▸ **GOAL OF THE EXERCISE**
Extract every line below that contains the word "ciptaan".

▸ **RECORDS FOR THE TASK**
======

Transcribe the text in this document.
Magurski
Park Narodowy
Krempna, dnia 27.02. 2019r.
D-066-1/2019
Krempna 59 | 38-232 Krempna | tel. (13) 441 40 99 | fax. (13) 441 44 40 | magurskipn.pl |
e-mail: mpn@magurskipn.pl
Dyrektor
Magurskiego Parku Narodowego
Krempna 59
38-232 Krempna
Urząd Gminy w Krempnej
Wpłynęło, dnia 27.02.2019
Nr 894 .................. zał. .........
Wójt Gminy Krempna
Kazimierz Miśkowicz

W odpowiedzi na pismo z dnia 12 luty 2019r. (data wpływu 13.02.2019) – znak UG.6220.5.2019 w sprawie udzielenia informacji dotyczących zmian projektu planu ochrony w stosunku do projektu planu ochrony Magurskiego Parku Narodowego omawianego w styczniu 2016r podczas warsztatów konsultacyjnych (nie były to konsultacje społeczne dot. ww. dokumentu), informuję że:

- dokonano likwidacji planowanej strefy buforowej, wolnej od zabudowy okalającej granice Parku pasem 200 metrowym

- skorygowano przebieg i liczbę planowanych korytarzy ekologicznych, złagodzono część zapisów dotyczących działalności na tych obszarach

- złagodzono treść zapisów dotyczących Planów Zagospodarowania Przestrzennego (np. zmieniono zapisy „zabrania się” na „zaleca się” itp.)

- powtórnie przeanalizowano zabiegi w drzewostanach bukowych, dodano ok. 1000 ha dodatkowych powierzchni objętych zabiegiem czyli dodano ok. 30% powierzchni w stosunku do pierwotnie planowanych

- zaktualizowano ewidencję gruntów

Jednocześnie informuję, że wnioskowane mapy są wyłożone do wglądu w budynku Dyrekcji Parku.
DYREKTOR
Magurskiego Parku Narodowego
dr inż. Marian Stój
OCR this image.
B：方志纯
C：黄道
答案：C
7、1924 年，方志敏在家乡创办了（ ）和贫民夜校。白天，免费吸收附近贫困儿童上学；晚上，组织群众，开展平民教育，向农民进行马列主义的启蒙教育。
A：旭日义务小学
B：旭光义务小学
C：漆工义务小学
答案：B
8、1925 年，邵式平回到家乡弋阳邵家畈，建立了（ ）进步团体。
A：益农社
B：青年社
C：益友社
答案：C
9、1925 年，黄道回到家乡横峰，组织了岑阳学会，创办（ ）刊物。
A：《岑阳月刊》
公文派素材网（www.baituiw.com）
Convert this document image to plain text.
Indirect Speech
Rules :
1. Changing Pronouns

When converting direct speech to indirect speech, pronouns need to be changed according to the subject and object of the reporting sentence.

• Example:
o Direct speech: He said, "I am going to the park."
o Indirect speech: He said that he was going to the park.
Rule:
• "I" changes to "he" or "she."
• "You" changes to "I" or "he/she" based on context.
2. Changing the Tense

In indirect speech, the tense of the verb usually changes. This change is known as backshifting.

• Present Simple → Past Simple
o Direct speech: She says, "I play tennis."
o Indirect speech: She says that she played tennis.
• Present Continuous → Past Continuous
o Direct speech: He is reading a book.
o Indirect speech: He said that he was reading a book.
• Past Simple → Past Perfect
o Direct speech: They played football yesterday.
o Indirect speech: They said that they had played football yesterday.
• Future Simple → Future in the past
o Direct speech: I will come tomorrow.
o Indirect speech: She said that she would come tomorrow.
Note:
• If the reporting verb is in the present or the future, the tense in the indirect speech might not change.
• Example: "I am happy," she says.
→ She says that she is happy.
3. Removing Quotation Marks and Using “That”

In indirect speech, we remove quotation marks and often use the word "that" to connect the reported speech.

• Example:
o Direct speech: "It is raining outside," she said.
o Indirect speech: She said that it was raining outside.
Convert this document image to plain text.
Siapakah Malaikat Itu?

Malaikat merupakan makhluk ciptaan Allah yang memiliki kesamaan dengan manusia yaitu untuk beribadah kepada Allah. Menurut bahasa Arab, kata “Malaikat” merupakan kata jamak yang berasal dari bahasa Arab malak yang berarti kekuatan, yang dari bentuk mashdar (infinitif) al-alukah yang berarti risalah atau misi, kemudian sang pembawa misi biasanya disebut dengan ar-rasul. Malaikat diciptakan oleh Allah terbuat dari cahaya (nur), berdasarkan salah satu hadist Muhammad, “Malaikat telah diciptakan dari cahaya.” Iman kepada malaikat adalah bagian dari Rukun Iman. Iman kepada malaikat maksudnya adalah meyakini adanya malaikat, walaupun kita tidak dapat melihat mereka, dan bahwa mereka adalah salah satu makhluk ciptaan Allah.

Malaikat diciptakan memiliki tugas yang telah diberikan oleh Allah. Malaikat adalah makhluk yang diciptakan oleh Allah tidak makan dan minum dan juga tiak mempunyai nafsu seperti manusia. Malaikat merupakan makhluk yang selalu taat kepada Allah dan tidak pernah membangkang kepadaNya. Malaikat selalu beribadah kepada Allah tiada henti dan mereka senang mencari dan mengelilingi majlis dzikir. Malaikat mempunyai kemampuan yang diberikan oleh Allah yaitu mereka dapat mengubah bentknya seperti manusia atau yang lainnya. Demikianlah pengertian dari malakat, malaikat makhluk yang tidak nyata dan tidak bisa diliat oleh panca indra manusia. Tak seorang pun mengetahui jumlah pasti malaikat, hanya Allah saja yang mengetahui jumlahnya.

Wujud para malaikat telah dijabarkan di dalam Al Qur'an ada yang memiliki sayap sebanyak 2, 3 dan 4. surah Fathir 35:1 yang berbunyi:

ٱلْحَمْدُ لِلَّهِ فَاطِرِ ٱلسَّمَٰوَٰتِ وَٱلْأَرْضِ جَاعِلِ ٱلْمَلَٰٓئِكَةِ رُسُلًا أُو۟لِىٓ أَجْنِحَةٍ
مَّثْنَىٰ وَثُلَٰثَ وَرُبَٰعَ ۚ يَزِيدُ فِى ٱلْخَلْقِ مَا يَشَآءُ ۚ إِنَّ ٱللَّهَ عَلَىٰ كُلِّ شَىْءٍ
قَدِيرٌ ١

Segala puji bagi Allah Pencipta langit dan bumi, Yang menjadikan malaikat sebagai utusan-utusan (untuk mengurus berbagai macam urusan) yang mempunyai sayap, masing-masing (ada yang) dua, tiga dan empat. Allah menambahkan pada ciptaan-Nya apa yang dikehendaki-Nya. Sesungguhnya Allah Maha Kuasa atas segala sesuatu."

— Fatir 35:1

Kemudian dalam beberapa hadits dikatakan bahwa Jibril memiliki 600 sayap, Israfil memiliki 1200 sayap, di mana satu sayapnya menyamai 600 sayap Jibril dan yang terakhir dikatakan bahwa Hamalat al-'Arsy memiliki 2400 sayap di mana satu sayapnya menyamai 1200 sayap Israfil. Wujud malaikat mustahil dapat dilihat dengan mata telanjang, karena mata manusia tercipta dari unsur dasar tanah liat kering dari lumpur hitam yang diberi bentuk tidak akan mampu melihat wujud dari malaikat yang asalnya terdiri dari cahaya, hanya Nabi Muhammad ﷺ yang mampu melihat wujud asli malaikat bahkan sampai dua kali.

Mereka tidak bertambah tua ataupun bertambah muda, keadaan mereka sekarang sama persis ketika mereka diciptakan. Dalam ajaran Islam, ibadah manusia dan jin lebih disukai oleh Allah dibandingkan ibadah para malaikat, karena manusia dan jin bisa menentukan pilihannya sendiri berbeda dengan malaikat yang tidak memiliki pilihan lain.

======

▸ **RESULT**
Malaikat merupakan makhluk ciptaan Allah yang memiliki kesamaan dengan manusia yaitu untuk beribadah kepada Allah. Menurut bahasa Arab, kata “Malaikat” merupakan kata jamak yang berasal dari bahasa Arab malak yang berarti kekuatan, yang dari bentuk mashdar (infinitif) al-alukah yang berarti risalah atau misi, kemudian sang pembawa misi biasanya disebut dengan ar-rasul. Malaikat diciptakan oleh Allah terbuat dari cahaya (nur), berdasarkan salah satu hadist Muhammad, “Malaikat telah diciptakan dari cahaya.” Iman kepada malaikat adalah bagian dari Rukun Iman. Iman kepada malaikat maksudnya adalah meyakini adanya malaikat, walaupun kita tidak dapat melihat mereka, dan bahwa mereka adalah salah satu makhluk ciptaan Allah.
Segala puji bagi Allah Pencipta langit dan bumi, Yang menjadikan malaikat sebagai utusan-utusan (untuk mengurus berbagai macam urusan) yang mempunyai sayap, masing-masing (ada yang) dua, tiga dan empat. Allah menambahkan pada ciptaan-Nya apa yang dikehendaki-Nya. Sesungguhnya Allah Maha Kuasa atas segala sesuatu."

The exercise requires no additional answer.